#### THE PROBLEM:
Which lines contain the string "frac"? Please list every one of them.

#### Data records:
┏━━
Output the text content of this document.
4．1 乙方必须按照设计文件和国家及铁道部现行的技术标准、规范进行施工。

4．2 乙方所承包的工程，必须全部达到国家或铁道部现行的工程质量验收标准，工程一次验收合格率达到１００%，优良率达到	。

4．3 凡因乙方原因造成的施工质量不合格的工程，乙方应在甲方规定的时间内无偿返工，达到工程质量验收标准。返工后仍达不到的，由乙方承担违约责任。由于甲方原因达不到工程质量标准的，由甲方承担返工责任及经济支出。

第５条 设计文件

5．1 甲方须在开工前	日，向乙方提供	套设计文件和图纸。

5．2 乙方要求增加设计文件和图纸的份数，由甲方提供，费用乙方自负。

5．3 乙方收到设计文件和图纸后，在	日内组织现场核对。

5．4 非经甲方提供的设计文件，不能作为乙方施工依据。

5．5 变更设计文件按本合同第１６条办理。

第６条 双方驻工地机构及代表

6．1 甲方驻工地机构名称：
┗━━
┏━━
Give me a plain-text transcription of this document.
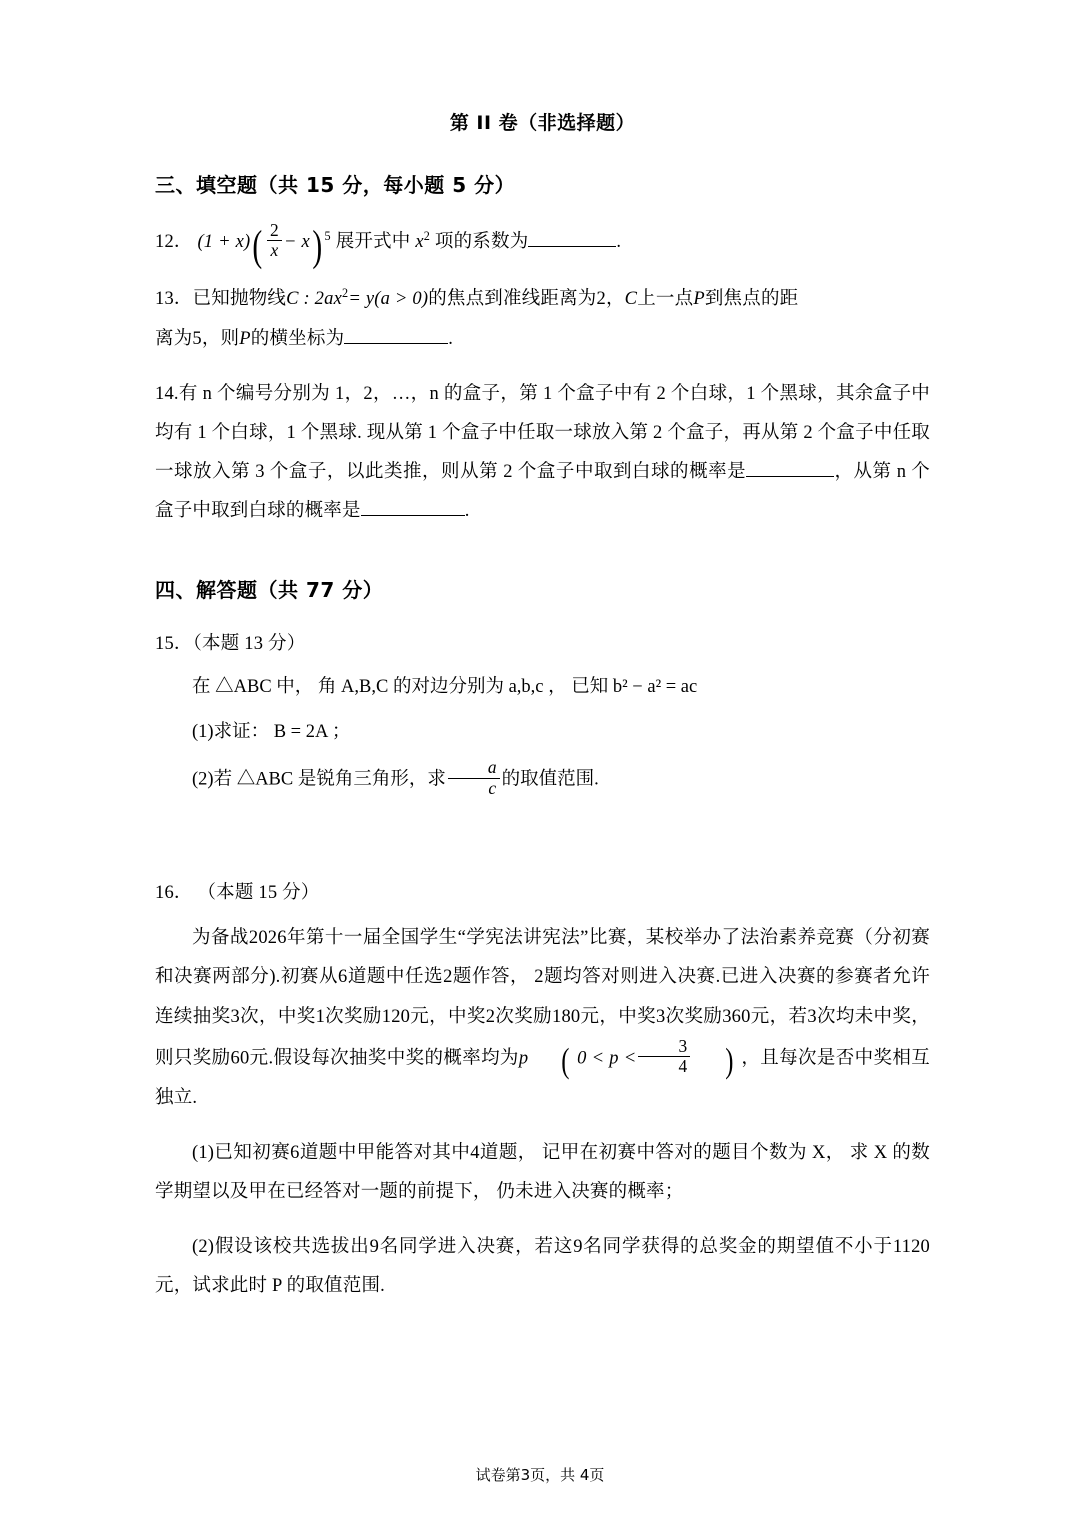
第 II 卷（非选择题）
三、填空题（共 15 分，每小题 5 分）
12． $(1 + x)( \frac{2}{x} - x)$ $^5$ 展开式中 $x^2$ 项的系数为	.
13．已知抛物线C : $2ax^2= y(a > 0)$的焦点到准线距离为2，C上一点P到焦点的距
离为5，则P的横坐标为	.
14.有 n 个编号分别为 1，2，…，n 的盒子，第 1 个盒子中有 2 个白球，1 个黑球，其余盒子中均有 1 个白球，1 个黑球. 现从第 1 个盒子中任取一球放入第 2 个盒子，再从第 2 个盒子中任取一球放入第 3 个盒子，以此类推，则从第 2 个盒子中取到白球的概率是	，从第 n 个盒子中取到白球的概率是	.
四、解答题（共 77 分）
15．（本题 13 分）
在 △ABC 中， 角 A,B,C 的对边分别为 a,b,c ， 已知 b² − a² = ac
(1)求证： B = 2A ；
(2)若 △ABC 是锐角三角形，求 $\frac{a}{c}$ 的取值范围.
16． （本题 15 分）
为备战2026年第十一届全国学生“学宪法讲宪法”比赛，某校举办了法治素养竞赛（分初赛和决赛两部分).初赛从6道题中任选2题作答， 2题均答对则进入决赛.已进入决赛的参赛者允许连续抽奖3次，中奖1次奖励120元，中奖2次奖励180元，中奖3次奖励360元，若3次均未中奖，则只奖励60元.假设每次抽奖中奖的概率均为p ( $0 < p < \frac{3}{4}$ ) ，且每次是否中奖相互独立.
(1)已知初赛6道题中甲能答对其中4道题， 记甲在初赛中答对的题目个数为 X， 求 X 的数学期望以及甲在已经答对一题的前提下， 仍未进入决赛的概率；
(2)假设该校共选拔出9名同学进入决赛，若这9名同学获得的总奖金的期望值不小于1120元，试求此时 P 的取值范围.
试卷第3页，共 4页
┗━━
#### FULL SOLUTION:
12． $(1 + x)( \frac{2}{x} - x)$ $^5$ 展开式中 $x^2$ 项的系数为	.
(2)若 △ABC 是锐角三角形，求 $\frac{a}{c}$ 的取值范围.
为备战2026年第十一届全国学生“学宪法讲宪法”比赛，某校举办了法治素养竞赛（分初赛和决赛两部分).初赛从6道题中任选2题作答， 2题均答对则进入决赛.已进入决赛的参赛者允许连续抽奖3次，中奖1次奖励120元，中奖2次奖励180元，中奖3次奖励360元，若3次均未中奖，则只奖励60元.假设每次抽奖中奖的概率均为p ( $0 < p < \frac{3}{4}$ ) ，且每次是否中奖相互独立.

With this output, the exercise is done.